WHAT THIS TASK INVOLVES: Pick out all lines with the word "REPORTS" from the records that follow.
── DATASET RECORDS
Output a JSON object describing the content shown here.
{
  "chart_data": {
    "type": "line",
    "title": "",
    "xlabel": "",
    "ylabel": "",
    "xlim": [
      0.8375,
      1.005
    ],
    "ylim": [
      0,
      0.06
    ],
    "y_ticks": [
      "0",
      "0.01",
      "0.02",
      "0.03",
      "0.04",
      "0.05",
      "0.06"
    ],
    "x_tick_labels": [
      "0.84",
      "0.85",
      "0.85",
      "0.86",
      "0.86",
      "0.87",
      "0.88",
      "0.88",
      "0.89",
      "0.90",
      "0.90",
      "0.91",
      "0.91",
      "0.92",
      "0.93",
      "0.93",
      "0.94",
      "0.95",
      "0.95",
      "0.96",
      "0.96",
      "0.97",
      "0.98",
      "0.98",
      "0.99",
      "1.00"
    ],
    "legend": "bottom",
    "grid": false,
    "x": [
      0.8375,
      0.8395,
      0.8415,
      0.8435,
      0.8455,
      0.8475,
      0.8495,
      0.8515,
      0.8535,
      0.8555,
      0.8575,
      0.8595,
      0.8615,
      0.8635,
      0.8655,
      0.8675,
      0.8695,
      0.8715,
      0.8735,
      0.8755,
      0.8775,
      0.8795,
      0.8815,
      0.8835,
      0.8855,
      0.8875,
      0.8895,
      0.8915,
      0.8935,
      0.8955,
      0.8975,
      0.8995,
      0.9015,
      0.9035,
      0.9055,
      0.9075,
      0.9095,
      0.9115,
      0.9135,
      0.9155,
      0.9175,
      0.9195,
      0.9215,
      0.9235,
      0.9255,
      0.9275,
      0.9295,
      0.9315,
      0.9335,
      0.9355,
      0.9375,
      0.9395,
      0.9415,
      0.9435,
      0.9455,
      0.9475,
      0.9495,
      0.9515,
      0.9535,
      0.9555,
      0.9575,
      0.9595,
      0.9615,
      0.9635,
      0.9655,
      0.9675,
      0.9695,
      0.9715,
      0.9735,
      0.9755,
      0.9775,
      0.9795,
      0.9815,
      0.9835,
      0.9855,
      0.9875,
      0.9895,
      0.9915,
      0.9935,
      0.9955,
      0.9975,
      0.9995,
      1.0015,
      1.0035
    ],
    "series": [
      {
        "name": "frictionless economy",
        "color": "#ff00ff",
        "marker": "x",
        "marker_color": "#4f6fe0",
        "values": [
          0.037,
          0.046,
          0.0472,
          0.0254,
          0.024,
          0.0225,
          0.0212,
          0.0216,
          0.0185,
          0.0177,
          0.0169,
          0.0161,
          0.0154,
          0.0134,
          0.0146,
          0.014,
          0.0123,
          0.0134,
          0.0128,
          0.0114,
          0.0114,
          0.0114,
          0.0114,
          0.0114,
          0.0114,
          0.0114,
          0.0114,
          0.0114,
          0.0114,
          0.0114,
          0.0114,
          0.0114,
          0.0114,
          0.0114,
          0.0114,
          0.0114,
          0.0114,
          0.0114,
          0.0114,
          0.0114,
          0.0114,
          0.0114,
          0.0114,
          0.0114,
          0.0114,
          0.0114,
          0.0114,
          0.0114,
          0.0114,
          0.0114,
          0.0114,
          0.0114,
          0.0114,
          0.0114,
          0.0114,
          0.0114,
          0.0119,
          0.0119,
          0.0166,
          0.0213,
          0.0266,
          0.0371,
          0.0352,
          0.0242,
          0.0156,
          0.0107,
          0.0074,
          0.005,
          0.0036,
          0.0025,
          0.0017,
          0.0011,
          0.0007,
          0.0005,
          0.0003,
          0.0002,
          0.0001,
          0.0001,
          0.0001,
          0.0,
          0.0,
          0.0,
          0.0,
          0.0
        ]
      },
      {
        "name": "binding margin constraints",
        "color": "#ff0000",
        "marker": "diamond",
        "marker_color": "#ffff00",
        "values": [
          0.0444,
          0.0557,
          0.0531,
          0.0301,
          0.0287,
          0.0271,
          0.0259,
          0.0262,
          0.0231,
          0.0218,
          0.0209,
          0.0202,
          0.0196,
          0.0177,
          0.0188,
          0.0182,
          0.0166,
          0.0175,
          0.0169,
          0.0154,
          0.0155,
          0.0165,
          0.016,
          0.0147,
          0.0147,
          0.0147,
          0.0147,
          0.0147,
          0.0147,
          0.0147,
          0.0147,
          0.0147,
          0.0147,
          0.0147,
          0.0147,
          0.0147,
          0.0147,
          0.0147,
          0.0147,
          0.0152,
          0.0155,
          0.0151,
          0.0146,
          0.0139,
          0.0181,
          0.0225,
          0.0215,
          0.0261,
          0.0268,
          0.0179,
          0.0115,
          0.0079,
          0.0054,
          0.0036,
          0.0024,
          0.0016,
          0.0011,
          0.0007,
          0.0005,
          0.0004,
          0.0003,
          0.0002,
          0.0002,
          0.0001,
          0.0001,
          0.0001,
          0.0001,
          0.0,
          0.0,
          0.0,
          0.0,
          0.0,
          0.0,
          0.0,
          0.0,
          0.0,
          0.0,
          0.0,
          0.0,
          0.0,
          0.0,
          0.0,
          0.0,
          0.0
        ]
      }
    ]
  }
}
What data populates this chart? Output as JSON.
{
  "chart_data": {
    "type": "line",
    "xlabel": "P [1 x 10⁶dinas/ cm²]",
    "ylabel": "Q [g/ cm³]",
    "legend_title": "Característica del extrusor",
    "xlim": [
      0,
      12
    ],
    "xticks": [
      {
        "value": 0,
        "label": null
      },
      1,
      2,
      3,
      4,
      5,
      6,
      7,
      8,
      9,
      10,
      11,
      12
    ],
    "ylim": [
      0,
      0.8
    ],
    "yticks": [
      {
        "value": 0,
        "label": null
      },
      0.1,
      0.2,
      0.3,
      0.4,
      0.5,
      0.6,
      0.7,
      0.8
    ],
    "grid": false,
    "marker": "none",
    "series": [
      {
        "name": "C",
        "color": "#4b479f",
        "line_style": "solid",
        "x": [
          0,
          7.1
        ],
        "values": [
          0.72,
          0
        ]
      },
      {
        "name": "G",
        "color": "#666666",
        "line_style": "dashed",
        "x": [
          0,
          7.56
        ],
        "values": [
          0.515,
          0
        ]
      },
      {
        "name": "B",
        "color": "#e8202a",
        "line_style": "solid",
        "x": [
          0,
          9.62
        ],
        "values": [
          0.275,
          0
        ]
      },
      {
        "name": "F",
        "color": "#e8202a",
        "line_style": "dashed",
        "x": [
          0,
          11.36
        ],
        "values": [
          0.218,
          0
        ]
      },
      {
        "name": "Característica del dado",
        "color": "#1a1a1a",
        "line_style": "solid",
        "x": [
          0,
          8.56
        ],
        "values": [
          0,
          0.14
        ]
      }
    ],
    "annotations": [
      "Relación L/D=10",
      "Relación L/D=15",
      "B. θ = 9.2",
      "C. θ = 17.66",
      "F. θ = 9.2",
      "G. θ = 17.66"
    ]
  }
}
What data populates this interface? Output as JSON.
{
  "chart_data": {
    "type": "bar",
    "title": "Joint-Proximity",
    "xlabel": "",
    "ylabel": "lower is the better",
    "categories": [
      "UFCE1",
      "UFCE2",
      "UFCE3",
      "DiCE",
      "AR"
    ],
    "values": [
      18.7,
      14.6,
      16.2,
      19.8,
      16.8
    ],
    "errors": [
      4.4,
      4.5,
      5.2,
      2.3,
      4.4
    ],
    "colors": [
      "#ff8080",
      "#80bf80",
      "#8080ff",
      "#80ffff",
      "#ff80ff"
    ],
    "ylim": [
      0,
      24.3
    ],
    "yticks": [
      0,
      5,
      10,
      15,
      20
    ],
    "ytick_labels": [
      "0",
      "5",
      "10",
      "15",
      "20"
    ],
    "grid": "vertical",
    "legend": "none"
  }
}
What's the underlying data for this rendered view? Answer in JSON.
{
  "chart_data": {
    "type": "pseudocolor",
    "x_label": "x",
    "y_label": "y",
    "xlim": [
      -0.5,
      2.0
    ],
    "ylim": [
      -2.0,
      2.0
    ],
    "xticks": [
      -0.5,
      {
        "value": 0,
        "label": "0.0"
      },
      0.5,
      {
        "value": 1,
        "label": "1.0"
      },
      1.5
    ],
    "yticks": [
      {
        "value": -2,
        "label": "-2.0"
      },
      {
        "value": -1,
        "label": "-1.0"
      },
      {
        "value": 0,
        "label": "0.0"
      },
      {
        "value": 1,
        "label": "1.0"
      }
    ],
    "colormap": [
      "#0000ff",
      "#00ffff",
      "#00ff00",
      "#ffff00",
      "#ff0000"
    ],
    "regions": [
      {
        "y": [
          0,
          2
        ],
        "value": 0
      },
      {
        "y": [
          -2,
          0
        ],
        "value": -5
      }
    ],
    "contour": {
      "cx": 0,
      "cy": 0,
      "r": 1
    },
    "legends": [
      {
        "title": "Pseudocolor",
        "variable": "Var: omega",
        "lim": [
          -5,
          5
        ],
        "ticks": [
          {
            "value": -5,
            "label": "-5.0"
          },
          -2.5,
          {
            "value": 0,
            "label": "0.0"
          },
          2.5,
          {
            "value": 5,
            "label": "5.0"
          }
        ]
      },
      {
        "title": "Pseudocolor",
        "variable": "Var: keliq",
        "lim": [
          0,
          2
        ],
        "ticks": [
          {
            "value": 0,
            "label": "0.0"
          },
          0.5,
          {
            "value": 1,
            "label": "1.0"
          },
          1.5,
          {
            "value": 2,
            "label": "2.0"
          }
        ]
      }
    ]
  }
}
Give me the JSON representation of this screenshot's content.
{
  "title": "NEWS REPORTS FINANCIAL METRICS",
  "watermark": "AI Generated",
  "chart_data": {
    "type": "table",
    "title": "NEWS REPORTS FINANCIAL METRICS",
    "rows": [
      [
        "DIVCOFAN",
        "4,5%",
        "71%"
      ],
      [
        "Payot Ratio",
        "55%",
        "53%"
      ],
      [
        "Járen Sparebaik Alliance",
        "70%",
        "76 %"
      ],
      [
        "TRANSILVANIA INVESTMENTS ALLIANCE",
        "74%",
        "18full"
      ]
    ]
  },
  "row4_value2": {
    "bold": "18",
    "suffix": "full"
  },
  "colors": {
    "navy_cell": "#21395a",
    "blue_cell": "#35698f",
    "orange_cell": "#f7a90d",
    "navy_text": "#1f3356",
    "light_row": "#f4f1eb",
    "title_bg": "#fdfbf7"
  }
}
────
SOLUTION TO THIS EXERCISE:
  "title": "NEWS REPORTS FINANCIAL METRICS",
    "title": "NEWS REPORTS FINANCIAL METRICS",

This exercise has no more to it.